*Dataset items:*
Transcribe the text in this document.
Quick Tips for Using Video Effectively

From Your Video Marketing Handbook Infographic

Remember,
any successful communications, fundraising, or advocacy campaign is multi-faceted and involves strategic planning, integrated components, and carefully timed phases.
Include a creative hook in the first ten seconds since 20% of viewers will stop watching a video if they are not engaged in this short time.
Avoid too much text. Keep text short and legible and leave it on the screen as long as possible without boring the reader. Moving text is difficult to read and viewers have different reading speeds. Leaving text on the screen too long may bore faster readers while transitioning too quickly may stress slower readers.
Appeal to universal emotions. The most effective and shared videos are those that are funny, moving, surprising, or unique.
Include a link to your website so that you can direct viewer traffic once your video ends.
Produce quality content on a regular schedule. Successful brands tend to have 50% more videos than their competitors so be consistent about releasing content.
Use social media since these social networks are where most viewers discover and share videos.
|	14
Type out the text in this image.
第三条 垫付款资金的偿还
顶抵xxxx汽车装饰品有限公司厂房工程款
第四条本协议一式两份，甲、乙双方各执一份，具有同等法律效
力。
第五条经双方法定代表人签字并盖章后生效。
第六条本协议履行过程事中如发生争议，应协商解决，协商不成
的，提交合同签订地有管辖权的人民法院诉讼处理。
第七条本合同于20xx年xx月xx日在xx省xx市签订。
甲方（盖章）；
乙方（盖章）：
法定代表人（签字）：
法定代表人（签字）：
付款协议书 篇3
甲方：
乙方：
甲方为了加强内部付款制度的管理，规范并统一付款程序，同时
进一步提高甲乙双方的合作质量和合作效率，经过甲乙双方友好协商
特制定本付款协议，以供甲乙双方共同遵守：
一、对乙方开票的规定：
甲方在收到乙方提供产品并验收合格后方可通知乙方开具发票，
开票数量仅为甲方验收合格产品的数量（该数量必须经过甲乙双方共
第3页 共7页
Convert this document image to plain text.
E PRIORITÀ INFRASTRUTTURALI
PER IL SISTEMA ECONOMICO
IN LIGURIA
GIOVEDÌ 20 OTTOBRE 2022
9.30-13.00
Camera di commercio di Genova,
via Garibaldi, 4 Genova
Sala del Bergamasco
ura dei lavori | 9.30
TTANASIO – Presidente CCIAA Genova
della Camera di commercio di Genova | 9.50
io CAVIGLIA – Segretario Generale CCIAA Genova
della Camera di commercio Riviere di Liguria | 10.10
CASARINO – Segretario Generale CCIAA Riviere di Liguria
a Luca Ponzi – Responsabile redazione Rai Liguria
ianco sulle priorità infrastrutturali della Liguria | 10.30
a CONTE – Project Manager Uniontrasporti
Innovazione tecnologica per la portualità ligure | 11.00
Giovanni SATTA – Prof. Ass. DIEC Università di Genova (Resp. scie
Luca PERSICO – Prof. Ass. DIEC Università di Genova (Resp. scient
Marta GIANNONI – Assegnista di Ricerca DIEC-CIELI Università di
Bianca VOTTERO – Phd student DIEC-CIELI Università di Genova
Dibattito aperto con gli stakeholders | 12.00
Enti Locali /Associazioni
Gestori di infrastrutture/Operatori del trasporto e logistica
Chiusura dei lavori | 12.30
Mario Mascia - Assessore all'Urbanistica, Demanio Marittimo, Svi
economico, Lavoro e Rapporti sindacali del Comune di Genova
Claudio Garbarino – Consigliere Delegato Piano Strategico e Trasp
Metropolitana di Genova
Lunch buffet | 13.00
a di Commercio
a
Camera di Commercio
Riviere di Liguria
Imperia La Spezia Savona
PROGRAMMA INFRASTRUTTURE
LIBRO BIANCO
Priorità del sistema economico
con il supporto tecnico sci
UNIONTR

*Brief:* Pull out every line above that holds the word "Segretario".

*Result:*
io CAVIGLIA – Segretario Generale CCIAA Genova
CASARINO – Segretario Generale CCIAA Riviere di Liguria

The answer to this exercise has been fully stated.